▸ **Element location listings**

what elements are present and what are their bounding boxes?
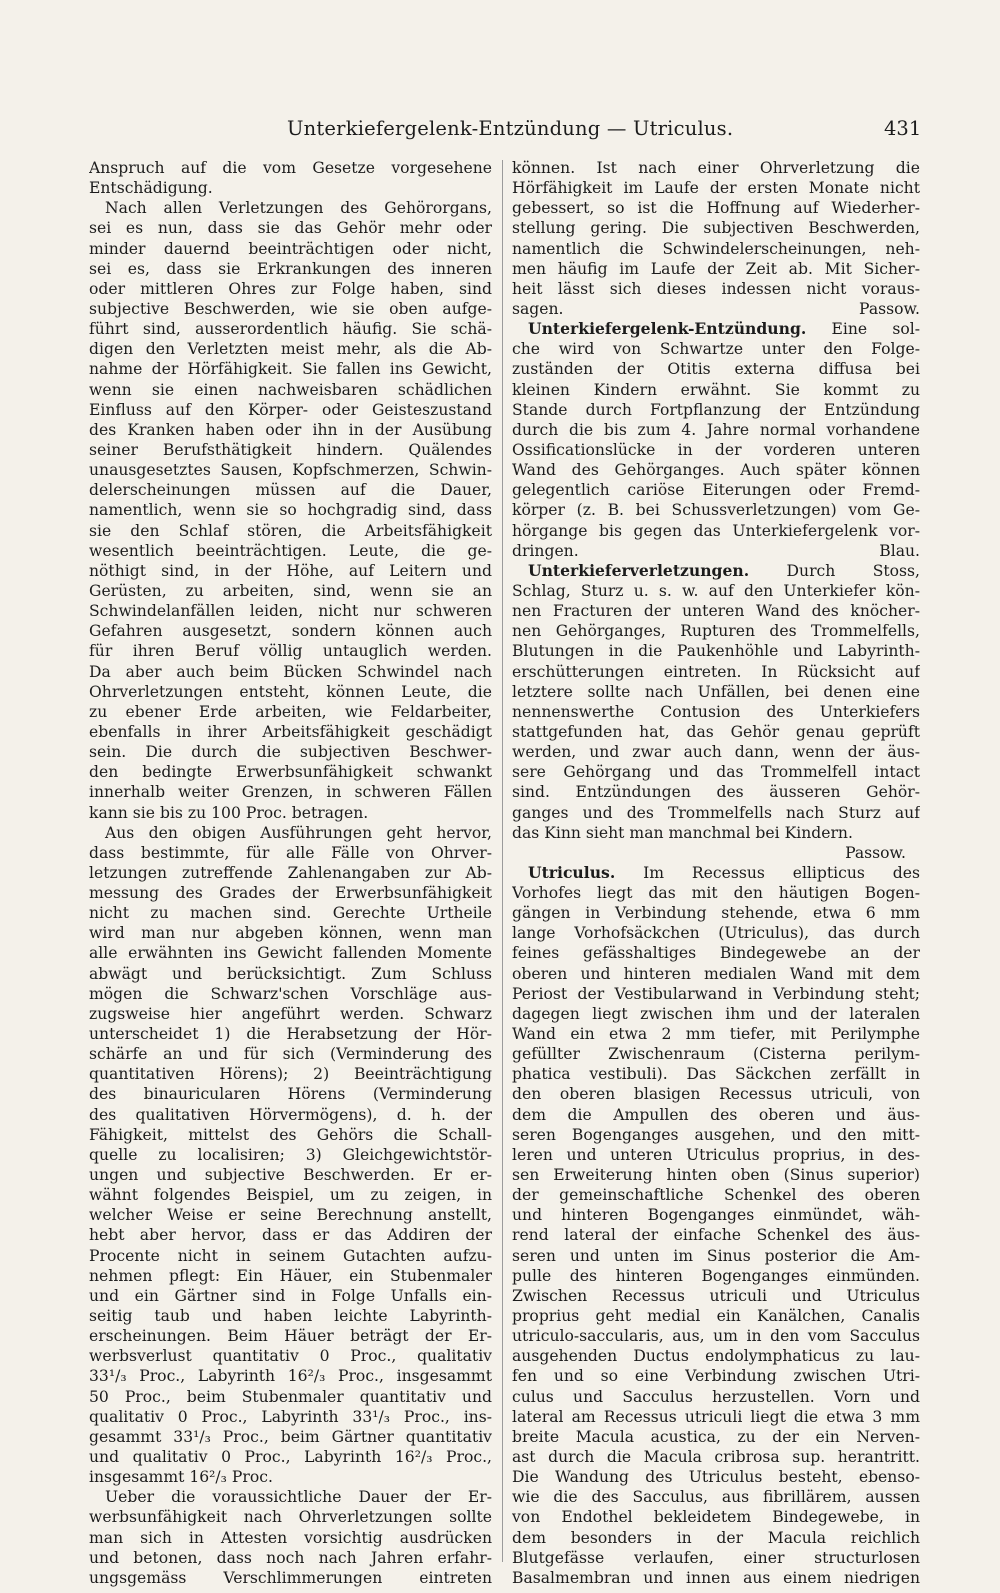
page-header — [0, 117, 1000, 143]
text-line: namentlich die Schwindelerscheinungen, neh- — [512, 239, 920, 258]
text-line: ast durch die Macula cribrosa sup. herantritt. — [512, 1448, 920, 1466]
text-line: alle erwähnten ins Gewicht fallenden Momente — [89, 944, 492, 963]
text-line: dem die Ampullen des oberen und äus- — [512, 1105, 920, 1124]
text-line: unterscheidet 1) die Herabsetzung der Hör- — [89, 1025, 492, 1044]
text-line: seren Bogenganges ausgehen, und den mitt- — [512, 1125, 920, 1144]
text-line: wenn sie einen nachweisbaren schädlichen — [89, 380, 492, 399]
text-line: Periost der Vestibularwand in Verbindung steht; — [512, 984, 920, 1003]
text-line: stellung gering. Die subjectiven Beschwerden, — [512, 219, 920, 238]
text-line: letztere sollte nach Unfällen, bei denen eine — [512, 682, 920, 701]
text-line: Da aber auch beim Bücken Schwindel nach — [89, 662, 492, 681]
text-line: lange Vorhofsäckchen (Utriculus), das durch — [512, 924, 920, 943]
text-line: des Kranken haben oder ihn in der Ausübung — [89, 420, 492, 439]
text-line: ausgehenden Ductus endolymphaticus zu lau- — [512, 1347, 920, 1366]
text-line: wie die des Sacculus, aus fibrillärem, aussen — [512, 1488, 920, 1507]
text-line: nennenswerthe Contusion des Unterkiefers — [512, 702, 920, 721]
text-line: des qualitativen Hörvermögens), d. h. der — [89, 1105, 492, 1124]
text-line: das Kinn sieht man manchmal bei Kindern. — [512, 823, 853, 842]
text-line: hebt aber hervor, dass er das Addiren der — [89, 1226, 492, 1245]
text-line: men häufig im Laufe der Zeit ab. Mit Sicher- — [512, 259, 920, 278]
text-line: sein. Die durch die subjectiven Beschwer- — [89, 743, 492, 762]
text-line: Anspruch auf die vom Gesetze vorgesehene — [89, 159, 492, 177]
text-line: gängen in Verbindung stehende, etwa 6 mm — [512, 904, 920, 923]
section-heading: Utriculus. — [528, 862, 616, 882]
text-line: innerhalb weiter Grenzen, in schweren Fällen — [89, 783, 492, 802]
text-line: und hinteren Bogenganges einmündet, wäh- — [512, 1206, 920, 1225]
text-line: werbsverlust quantitativ 0 Proc., qualitativ — [89, 1347, 492, 1366]
text-line: dem besonders in der Macula reichlich — [512, 1528, 920, 1547]
column-divider — [502, 160, 503, 1562]
text-line: schärfe an und für sich (Verminderung des — [89, 1045, 492, 1064]
text-line: welcher Weise er seine Berechnung anstellt, — [89, 1206, 492, 1225]
text-line: man sich in Attesten vorsichtig ausdrücken — [89, 1528, 492, 1547]
text-line: heit lässt sich dieses indessen nicht voraus- — [512, 279, 920, 298]
text-line: sie den Schlaf stören, die Arbeitsfähigkeit — [89, 521, 492, 540]
text-line: stattgefunden hat, das Gehör genau geprüft — [512, 722, 920, 741]
text-line: sind. Entzündungen des äusseren Gehör- — [512, 783, 920, 802]
text-line: Basalmembran und innen aus einem niedrigen — [512, 1568, 920, 1587]
text-line: nahme der Hörfähigkeit. Sie fallen ins Gewicht, — [89, 360, 492, 379]
text-line: Gerüsten, zu arbeiten, sind, wenn sie an — [89, 581, 492, 600]
text-line: Ossificationslücke in der vorderen unteren — [512, 440, 920, 459]
text-line: delerscheinungen müssen auf die Dauer, — [89, 481, 492, 500]
text-line: feines gefässhaltiges Bindegewebe an der — [512, 944, 920, 963]
text-line: von Endothel bekleidetem Bindegewebe, in — [512, 1508, 920, 1527]
text-line: dringen. Blau. — [512, 541, 920, 560]
text-line: qualitativ 0 Proc., Labyrinth 33¹/₃ Proc., ins- — [89, 1407, 492, 1426]
section-heading: Unterkiefergelenk-Entzündung. — [528, 319, 807, 339]
text-line: utriculo-saccularis, aus, um in den vom Sacculus — [512, 1327, 920, 1346]
text-line: Ohrverletzungen entsteht, können Leute, die — [89, 682, 492, 701]
text-line: nicht zu machen sind. Gerechte Urtheile — [89, 904, 492, 923]
text-line: rend lateral der einfache Schenkel des äus- — [512, 1226, 920, 1245]
text-line: Fähigkeit, mittelst des Gehörs die Schall- — [89, 1125, 492, 1144]
text-line: kleinen Kindern erwähnt. Sie kommt zu — [512, 380, 920, 399]
text-line: zuständen der Otitis externa diffusa bei — [512, 360, 920, 379]
text-line: mögen die Schwarz'schen Vorschläge aus- — [89, 984, 492, 1003]
text-line: körper (z. B. bei Schussverletzungen) vom Ge- — [512, 501, 920, 520]
right-column — [512, 158, 920, 1588]
text-line: dagegen liegt zwischen ihm und der lateralen — [512, 1004, 920, 1023]
text-line: Die Wandung des Utriculus besteht, ebenso- — [512, 1468, 920, 1487]
text-line: durch die bis zum 4. Jahre normal vorhandene — [512, 420, 920, 439]
text-line: gefüllter Zwischenraum (Cisterna perilym- — [512, 1045, 920, 1064]
text-line: sagen. Passow. — [512, 299, 920, 318]
text-line — [512, 863, 920, 883]
text-line: Blutgefässe verlaufen, einer structurlosen — [512, 1548, 920, 1567]
page-number: 431 — [884, 117, 922, 140]
text-line: ebenfalls in ihrer Arbeitsfähigkeit geschädigt — [89, 722, 492, 741]
text-line: Nach allen Verletzungen des Gehörorgans, — [105, 199, 492, 218]
text-line: wesentlich beeinträchtigen. Leute, die ge- — [89, 541, 492, 560]
text-line: nen Fracturen der unteren Wand des knöcher- — [512, 602, 920, 621]
text-line: proprius geht medial ein Kanälchen, Canalis — [512, 1307, 920, 1326]
text-line: können. Ist nach einer Ohrverletzung die — [512, 159, 920, 177]
text-line — [512, 319, 920, 339]
text-line: Schwindelanfällen leiden, nicht nur schweren — [89, 602, 492, 621]
text-line: Stande durch Fortpflanzung der Entzündung — [512, 400, 920, 419]
text-line: den oberen blasigen Recessus utriculi, von — [512, 1085, 920, 1104]
text-line: nöthigt sind, in der Höhe, auf Leitern und — [89, 561, 492, 580]
text-line: des binauricularen Hörens (Verminderung — [89, 1085, 492, 1104]
line-text: Im Recessus ellipticus des — [615, 863, 920, 882]
text-line: sei es, dass sie Erkrankungen des inneren — [89, 259, 492, 278]
text-line: wähnt folgendes Beispiel, um zu zeigen, in — [89, 1186, 492, 1205]
left-column — [89, 158, 492, 1588]
text-line: werden, und zwar auch dann, wenn der äus- — [512, 743, 920, 762]
text-line: seren und unten im Sinus posterior die Am- — [512, 1246, 920, 1265]
text-line: wird man nur abgeben können, wenn man — [89, 924, 492, 943]
text-line: phatica vestibuli). Das Säckchen zerfällt in — [512, 1065, 920, 1084]
text-line: oberen und hinteren medialen Wand mit dem — [512, 964, 920, 983]
text-line: und qualitativ 0 Proc., Labyrinth 16²/₃ Proc., — [89, 1448, 492, 1466]
text-line: für ihren Beruf völlig untauglich werden. — [89, 642, 492, 661]
text-line: Wand des Gehörganges. Auch später können — [512, 461, 920, 480]
text-line: Passow. — [845, 843, 906, 862]
text-line: der gemeinschaftliche Schenkel des oberen — [512, 1186, 920, 1205]
text-line: namentlich, wenn sie so hochgradig sind, dass — [89, 501, 492, 520]
text-line: culus und Sacculus herzustellen. Vorn und — [512, 1387, 920, 1406]
text-line: hörgange bis gegen das Unterkiefergelenk vor- — [512, 521, 920, 540]
text-line: nehmen pflegt: Ein Häuer, ein Stubenmaler — [89, 1266, 492, 1285]
text-line: unausgesetztes Sausen, Kopfschmerzen, Schwin- — [89, 461, 492, 480]
text-line: nen Gehörganges, Rupturen des Trommelfells, — [512, 622, 920, 641]
text-line: che wird von Schwartze unter den Folge- — [512, 340, 920, 359]
text-line: lateral am Recessus utriculi liegt die etwa 3 mm — [512, 1407, 920, 1426]
text-line: letzungen zutreffende Zahlenangaben zur Ab- — [89, 863, 492, 882]
text-line: insgesammt 16²/₃ Proc. — [89, 1468, 273, 1487]
text-line: Hörfähigkeit im Laufe der ersten Monate nicht — [512, 179, 920, 198]
text-line: abwägt und berücksichtigt. Zum Schluss — [89, 964, 492, 983]
text-line: Einfluss auf den Körper- oder Geisteszustand — [89, 400, 492, 419]
text-line: dass bestimmte, für alle Fälle von Ohrver- — [89, 843, 492, 862]
text-line: Blutungen in die Paukenhöhle und Labyrinth- — [512, 642, 920, 661]
text-line: Gefahren ausgesetzt, sondern können auch — [89, 622, 492, 641]
text-line: Aus den obigen Ausführungen geht hervor, — [105, 823, 492, 842]
text-line: Zwischen Recessus utriculi und Utriculus — [512, 1286, 920, 1305]
text-line: kann sie bis zu 100 Proc. betragen. — [89, 803, 369, 822]
text-line: quantitativen Hörens); 2) Beeinträchtigung — [89, 1065, 492, 1084]
text-line: 33¹/₃ Proc., Labyrinth 16²/₃ Proc., insgesammt — [89, 1367, 492, 1386]
text-line: und ein Gärtner sind in Folge Unfalls ein- — [89, 1286, 492, 1305]
text-line: gelegentlich cariöse Eiterungen oder Fremd- — [512, 481, 920, 500]
text-line: gesammt 33¹/₃ Proc., beim Gärtner quantitativ — [89, 1427, 492, 1446]
text-line — [512, 561, 920, 581]
text-line: sere Gehörgang und das Trommelfell intact — [512, 763, 920, 782]
text-line: digen den Verletzten meist mehr, als die Ab- — [89, 340, 492, 359]
text-line: Wand ein etwa 2 mm tiefer, mit Perilymphe — [512, 1025, 920, 1044]
text-line: sei es nun, dass sie das Gehör mehr oder — [89, 219, 492, 238]
text-line: Schlag, Sturz u. s. w. auf den Unterkiefer kön- — [512, 581, 920, 600]
text-line: ungsgemäss Verschlimmerungen eintreten — [89, 1568, 492, 1587]
running-title: Unterkiefergelenk-Entzündung — Utriculus. — [287, 117, 734, 140]
text-line: pulle des hinteren Bogenganges einmünden. — [512, 1266, 920, 1285]
text-line: Ueber die voraussichtliche Dauer der Er- — [105, 1488, 492, 1507]
text-line: Entschädigung. — [89, 179, 213, 198]
text-line: sen Erweiterung hinten oben (Sinus superior) — [512, 1166, 920, 1185]
text-line: erscheinungen. Beim Häuer beträgt der Er- — [89, 1327, 492, 1346]
text-line: seitig taub und haben leichte Labyrinth- — [89, 1307, 492, 1326]
text-line: den bedingte Erwerbsunfähigkeit schwankt — [89, 763, 492, 782]
text-line: subjective Beschwerden, wie sie oben aufge- — [89, 299, 492, 318]
text-line: Vorhofes liegt das mit den häutigen Bogen- — [512, 884, 920, 903]
section-heading: Unterkieferverletzungen. — [528, 560, 750, 580]
text-line: messung des Grades der Erwerbsunfähigkeit — [89, 884, 492, 903]
text-line: seiner Berufsthätigkeit hindern. Quälendes — [89, 440, 492, 459]
text-line: Procente nicht in seinem Gutachten aufzu- — [89, 1246, 492, 1265]
text-line: erschütterungen eintreten. In Rücksicht auf — [512, 662, 920, 681]
text-line: zu ebener Erde arbeiten, wie Feldarbeiter, — [89, 702, 492, 721]
text-line: fen und so eine Verbindung zwischen Utri- — [512, 1367, 920, 1386]
text-line: ganges und des Trommelfells nach Sturz auf — [512, 803, 920, 822]
text-line: 50 Proc., beim Stubenmaler quantitativ und — [89, 1387, 492, 1406]
text-line: quelle zu localisiren; 3) Gleichgewichtstör- — [89, 1145, 492, 1164]
text-line: gebessert, so ist die Hoffnung auf Wiederher- — [512, 199, 920, 218]
text-line: breite Macula acustica, zu der ein Nerven- — [512, 1427, 920, 1446]
text-line: zugsweise hier angeführt werden. Schwarz — [89, 1004, 492, 1023]
text-line: führt sind, ausserordentlich häufig. Sie schä- — [89, 320, 492, 339]
text-line: und betonen, dass noch nach Jahren erfahr- — [89, 1548, 492, 1567]
text-line: oder mittleren Ohres zur Folge haben, sind — [89, 279, 492, 298]
line-text: Eine sol- — [806, 320, 920, 339]
line-text: Durch Stoss, — [749, 561, 920, 580]
text-line: ungen und subjective Beschwerden. Er er- — [89, 1166, 492, 1185]
text-line: leren und unteren Utriculus proprius, in des- — [512, 1145, 920, 1164]
text-line: minder dauernd beeinträchtigen oder nicht, — [89, 239, 492, 258]
text-line: werbsunfähigkeit nach Ohrverletzungen sollte — [89, 1508, 492, 1527]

▸ **Given request**
Pull out every line of the records that contains the string "proprius". Case counts.

▸ **Result**
text-line: proprius geht medial ein Kanälchen, Canalis — [512, 1307, 920, 1326]
text-line: leren und unteren Utriculus proprius, in des- — [512, 1145, 920, 1164]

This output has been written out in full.